**Written problem**
In the wafer project setup guide, which value in the last column marks a bad wafer?

**Document segment**
►
How to implement the project

  • Create a conda environment
conda create -n waferops python=3.6.9
  • Activate the environment
conda activate wafer-ops
  • Install the requirements.txt file
pip install -r requirements.txt

Before running the project atleast in local environment (personal pc or laptop) run this command in new terminal, basically run the mlflow server.

mlflow server --backend-store-uri sqlite:///mlflow.db --default-artifact-root artifacts --host 0.0.0.0 -p 5000

After running the mlflow server in new terminal, open another terminal and run the following command, since we are using fastapi. The command to run the application will change a bit

uvicorn main:app --reload

WorkFlow of the Project

To solve the problem statement we have proposed a customized machine learning approach.

WorkFlow of Project

In the first place, whenever we start a machine learning project, we need to sign a data sharing agreement with the client, where sign off some of the parameters like,

  • Format of data - like csv format or json format,etc
  • Number of Columns
  • Length of date stamp in the file
  • Length of time stamp in the file
  • DataType of each sensor - like float,int,string

The client will send multiple set of files in batches at a given location. In our case, the data which will be given to us, will consist of wafer names and 590 columns of different sensor values for each wafer. The last column will have Good/Bad value for each wafer as per the data sharing agreement

  • +1 indicates bad wafer
  • -1 indicates good wafer

These data can be found in the schema training json file.More details are present in LLD documentation of project.
◄
**Data provided**
►
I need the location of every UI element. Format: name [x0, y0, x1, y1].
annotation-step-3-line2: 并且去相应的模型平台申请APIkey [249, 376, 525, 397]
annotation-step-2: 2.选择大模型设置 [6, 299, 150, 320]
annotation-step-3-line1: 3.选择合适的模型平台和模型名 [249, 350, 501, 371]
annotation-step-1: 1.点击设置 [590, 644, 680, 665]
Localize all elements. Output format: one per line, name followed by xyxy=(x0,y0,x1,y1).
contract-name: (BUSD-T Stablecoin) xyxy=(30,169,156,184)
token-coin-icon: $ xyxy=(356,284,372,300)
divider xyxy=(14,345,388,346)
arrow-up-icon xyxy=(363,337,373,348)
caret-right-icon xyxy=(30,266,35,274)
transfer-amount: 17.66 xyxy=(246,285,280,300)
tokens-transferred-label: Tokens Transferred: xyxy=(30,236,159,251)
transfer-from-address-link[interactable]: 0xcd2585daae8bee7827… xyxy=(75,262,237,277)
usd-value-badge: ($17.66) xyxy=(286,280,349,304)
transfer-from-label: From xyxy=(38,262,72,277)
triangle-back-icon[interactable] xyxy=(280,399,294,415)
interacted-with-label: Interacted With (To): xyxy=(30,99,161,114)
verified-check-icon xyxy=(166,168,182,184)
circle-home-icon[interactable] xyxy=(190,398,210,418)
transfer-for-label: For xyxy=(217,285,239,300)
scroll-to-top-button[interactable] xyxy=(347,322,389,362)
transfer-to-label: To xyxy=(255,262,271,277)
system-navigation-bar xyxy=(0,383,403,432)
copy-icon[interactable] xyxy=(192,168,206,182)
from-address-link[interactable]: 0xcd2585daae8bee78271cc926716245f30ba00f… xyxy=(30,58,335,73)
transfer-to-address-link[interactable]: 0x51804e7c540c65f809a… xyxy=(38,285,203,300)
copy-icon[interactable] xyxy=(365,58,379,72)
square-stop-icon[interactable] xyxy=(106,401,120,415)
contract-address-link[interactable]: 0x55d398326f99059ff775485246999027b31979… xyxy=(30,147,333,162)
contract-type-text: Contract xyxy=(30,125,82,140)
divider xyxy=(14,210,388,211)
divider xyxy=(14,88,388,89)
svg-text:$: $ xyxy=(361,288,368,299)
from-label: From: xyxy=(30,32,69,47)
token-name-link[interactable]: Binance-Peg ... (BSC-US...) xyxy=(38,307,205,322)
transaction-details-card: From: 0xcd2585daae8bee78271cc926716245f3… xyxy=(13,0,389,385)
◄
**Result of the exercise**
+1